#### Exercise objective
Only lines with the string "Expense" matter here; gather them from the material below.

— start of Exercise input —

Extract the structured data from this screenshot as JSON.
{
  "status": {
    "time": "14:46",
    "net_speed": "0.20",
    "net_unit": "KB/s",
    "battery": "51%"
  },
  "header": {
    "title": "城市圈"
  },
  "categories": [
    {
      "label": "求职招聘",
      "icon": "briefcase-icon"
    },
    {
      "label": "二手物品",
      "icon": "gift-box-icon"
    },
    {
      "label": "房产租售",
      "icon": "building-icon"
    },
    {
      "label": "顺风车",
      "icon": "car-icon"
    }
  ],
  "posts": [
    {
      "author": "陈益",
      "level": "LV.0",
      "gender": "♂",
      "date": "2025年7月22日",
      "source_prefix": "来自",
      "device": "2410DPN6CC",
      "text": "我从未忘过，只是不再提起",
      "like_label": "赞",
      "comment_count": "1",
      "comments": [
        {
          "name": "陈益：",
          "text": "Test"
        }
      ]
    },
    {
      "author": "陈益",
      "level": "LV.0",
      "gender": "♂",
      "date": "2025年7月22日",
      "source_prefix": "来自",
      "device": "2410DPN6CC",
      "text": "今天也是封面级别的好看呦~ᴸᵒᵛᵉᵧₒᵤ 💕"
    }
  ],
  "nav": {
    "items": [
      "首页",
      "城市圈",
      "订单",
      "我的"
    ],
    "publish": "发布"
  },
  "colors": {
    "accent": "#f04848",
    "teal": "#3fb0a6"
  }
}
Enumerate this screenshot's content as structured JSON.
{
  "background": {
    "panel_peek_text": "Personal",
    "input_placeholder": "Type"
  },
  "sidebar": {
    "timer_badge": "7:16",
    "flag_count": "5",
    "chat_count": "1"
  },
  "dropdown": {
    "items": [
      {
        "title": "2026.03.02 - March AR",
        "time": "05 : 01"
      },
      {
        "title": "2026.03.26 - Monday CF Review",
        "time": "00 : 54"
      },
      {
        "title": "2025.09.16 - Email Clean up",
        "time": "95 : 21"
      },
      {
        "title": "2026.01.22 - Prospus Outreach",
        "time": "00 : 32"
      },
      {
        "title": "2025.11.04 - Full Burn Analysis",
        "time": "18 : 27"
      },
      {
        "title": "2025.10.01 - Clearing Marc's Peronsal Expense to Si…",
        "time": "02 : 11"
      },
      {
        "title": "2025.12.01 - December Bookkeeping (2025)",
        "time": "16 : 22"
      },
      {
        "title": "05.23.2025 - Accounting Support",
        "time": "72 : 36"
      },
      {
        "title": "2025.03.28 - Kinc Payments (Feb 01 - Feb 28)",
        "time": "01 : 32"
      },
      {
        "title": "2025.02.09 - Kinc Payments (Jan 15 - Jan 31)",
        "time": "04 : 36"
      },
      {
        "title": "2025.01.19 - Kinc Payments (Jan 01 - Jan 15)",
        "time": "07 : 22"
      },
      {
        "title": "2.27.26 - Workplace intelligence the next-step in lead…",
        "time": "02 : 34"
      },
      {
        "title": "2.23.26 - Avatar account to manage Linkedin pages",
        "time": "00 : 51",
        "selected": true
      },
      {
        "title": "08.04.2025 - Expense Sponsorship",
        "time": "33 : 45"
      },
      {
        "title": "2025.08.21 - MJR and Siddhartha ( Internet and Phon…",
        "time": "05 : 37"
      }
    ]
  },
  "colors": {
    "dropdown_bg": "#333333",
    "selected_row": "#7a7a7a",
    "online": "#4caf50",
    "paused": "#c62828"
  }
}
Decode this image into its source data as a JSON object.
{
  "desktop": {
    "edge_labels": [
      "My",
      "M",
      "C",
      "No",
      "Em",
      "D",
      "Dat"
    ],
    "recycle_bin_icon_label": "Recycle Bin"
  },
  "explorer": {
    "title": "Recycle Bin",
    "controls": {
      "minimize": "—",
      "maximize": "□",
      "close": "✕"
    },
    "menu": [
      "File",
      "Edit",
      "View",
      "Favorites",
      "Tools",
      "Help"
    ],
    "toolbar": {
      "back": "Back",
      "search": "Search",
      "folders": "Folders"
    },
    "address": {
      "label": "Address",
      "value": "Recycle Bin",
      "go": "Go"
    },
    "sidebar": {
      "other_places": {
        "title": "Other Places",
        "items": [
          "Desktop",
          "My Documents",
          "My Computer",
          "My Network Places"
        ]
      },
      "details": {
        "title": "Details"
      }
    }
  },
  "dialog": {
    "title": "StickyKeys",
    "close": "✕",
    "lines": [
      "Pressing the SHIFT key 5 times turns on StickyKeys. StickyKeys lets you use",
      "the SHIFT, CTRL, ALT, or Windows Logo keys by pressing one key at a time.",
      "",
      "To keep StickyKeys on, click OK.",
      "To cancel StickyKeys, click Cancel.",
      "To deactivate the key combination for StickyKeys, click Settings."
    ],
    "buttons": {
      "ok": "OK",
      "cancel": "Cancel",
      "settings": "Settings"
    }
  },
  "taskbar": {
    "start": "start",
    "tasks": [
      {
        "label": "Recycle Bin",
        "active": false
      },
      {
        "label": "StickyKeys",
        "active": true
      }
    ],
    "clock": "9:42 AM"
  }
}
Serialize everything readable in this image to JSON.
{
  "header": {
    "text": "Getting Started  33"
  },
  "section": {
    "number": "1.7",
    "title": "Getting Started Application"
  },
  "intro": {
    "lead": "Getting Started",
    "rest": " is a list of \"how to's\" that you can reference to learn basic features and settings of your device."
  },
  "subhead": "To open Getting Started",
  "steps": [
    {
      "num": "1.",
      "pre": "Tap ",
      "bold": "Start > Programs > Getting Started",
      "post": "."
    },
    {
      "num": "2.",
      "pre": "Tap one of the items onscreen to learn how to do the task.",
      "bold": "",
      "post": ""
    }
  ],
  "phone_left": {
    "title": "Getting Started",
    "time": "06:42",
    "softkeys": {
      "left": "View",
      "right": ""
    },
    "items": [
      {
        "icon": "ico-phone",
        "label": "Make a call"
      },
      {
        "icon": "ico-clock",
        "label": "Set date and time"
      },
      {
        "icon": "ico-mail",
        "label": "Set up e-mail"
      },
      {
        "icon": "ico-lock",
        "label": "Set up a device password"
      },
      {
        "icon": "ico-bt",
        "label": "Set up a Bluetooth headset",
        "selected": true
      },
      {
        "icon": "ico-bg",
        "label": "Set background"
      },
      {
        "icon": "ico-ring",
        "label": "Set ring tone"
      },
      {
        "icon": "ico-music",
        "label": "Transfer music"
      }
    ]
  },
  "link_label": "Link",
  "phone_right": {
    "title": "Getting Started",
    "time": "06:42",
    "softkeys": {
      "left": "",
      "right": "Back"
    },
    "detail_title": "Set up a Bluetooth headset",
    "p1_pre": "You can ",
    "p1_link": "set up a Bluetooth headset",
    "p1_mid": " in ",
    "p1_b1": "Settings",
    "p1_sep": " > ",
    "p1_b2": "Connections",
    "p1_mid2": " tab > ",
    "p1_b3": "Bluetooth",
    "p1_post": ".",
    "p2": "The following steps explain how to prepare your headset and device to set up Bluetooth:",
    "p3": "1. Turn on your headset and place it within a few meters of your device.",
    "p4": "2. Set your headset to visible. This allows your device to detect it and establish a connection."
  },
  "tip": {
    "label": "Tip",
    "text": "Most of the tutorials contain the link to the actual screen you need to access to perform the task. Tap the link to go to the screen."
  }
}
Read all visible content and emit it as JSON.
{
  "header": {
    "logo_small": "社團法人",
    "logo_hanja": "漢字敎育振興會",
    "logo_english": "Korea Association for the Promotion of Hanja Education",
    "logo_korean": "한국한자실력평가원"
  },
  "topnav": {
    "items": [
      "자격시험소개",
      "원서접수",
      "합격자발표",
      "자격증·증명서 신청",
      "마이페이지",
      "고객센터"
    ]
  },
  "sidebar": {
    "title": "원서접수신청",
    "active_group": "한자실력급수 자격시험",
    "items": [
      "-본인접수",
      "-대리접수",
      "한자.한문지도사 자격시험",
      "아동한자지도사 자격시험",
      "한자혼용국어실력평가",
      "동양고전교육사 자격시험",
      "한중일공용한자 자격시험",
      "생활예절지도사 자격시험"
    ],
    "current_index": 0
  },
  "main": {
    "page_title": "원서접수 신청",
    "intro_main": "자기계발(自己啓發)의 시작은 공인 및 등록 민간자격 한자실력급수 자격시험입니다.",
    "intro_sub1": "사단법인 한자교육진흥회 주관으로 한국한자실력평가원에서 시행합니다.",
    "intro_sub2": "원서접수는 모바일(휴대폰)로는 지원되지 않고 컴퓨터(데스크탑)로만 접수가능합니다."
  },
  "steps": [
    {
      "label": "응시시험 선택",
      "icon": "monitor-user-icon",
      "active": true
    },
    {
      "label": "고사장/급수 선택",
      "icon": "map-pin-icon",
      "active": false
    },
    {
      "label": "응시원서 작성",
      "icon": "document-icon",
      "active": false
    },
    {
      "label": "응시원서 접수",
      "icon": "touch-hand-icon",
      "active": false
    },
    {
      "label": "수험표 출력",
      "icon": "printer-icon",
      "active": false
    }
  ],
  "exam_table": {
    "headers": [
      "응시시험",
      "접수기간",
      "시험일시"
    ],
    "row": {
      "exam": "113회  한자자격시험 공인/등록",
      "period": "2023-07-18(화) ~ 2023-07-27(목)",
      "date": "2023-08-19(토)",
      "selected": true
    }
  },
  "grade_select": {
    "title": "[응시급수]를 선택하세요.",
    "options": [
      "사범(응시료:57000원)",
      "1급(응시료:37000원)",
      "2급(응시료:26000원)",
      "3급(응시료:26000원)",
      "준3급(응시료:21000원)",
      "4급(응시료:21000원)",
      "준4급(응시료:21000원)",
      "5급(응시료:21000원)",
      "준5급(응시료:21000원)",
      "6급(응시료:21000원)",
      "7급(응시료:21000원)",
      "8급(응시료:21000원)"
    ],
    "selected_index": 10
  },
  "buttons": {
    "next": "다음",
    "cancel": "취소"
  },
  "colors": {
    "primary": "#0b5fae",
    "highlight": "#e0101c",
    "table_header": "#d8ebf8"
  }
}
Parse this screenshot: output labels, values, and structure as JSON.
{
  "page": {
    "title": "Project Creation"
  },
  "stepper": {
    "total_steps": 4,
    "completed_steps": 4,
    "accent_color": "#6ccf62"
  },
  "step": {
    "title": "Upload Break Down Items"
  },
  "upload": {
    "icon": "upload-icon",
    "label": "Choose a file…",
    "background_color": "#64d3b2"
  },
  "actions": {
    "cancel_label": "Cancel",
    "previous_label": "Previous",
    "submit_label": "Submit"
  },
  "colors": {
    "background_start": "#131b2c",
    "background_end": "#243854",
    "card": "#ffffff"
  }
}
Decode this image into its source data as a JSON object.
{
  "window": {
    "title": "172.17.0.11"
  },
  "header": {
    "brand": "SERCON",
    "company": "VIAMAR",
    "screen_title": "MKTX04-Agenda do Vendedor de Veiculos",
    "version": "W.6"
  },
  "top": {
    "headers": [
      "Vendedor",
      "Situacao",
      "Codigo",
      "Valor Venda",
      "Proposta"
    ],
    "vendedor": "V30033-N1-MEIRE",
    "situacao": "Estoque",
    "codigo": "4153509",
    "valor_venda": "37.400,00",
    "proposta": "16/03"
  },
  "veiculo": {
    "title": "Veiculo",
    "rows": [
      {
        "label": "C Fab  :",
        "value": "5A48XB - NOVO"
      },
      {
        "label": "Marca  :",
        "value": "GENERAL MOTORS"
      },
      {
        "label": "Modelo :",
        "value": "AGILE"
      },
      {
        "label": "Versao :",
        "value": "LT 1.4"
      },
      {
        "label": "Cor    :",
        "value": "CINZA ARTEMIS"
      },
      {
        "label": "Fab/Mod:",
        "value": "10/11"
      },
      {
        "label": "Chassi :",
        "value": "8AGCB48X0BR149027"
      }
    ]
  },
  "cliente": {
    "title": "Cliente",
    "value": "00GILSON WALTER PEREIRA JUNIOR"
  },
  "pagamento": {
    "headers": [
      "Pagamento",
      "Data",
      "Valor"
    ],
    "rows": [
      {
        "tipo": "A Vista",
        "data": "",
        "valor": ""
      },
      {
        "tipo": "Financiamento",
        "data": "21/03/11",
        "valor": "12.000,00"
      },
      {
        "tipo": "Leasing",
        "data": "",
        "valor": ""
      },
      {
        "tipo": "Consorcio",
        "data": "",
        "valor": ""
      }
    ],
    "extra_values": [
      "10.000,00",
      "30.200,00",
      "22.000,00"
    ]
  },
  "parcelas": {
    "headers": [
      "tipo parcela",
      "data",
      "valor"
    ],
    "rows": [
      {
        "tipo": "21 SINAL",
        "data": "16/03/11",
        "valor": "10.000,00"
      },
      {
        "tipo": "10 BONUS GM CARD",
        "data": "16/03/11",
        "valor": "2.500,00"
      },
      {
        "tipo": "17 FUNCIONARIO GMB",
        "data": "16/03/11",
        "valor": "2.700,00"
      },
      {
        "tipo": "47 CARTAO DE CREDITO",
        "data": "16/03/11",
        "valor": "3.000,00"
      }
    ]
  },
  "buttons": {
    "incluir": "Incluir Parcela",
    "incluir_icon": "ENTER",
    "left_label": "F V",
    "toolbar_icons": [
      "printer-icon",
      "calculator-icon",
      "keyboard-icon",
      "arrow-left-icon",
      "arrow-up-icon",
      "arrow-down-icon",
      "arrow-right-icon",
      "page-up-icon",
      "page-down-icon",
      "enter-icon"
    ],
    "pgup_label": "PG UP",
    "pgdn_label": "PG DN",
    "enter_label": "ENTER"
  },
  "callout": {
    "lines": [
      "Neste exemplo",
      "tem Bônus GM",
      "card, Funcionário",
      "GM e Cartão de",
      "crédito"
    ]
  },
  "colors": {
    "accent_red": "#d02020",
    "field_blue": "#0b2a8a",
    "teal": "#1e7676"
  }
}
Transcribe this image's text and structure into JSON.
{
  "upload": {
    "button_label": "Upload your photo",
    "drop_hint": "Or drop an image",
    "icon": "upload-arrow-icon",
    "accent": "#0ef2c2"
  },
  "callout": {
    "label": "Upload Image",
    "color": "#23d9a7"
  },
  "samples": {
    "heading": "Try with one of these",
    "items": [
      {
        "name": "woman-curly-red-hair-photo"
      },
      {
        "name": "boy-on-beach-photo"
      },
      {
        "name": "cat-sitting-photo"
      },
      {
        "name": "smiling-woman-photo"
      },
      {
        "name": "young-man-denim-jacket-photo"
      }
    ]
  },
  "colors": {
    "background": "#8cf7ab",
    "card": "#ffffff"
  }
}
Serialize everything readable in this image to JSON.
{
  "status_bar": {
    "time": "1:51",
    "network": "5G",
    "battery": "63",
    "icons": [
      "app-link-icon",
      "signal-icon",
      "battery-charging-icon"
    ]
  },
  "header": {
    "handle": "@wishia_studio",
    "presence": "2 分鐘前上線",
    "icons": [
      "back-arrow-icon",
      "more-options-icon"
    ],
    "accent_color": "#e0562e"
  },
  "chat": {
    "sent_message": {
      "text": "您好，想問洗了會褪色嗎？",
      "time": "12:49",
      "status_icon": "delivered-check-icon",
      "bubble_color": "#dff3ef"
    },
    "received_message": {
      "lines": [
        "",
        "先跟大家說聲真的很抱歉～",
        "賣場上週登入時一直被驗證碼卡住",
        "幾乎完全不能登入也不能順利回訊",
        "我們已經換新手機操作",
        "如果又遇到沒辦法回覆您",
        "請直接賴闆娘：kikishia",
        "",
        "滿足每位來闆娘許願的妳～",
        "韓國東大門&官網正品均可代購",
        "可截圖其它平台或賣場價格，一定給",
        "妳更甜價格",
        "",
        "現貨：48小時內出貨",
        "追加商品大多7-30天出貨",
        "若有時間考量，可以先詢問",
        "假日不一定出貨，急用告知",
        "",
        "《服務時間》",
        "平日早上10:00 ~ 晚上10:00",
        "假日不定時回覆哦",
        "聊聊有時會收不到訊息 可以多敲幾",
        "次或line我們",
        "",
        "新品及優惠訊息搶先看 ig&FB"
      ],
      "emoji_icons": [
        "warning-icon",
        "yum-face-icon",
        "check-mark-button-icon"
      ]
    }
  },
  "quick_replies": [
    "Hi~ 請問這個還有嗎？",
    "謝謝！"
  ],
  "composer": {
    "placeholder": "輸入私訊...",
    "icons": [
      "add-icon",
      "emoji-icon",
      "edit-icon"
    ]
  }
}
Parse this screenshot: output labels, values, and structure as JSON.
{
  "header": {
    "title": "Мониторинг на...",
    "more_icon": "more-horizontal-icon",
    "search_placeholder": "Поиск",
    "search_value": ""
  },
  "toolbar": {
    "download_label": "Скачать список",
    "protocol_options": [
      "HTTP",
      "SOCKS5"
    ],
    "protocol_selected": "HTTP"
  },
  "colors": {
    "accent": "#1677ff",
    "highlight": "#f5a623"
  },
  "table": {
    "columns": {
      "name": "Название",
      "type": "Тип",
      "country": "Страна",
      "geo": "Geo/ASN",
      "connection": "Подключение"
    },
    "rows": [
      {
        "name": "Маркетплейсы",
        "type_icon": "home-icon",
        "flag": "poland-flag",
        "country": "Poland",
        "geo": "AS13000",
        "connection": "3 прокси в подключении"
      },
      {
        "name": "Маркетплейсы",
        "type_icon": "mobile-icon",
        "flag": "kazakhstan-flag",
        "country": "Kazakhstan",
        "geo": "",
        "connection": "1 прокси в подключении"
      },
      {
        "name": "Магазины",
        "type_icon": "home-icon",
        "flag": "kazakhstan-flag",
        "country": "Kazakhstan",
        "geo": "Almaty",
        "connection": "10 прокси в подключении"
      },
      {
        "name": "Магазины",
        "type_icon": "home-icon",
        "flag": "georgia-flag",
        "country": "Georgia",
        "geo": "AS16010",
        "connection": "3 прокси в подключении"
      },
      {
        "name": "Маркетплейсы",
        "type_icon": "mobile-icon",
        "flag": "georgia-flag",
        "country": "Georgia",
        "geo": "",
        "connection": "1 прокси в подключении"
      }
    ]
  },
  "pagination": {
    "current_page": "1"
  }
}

— end of Exercise input —

#### Output of the exercise
        "title": "2025.10.01 - Clearing Marc's Peronsal Expense to Si…",
        "title": "08.04.2025 - Expense Sponsorship",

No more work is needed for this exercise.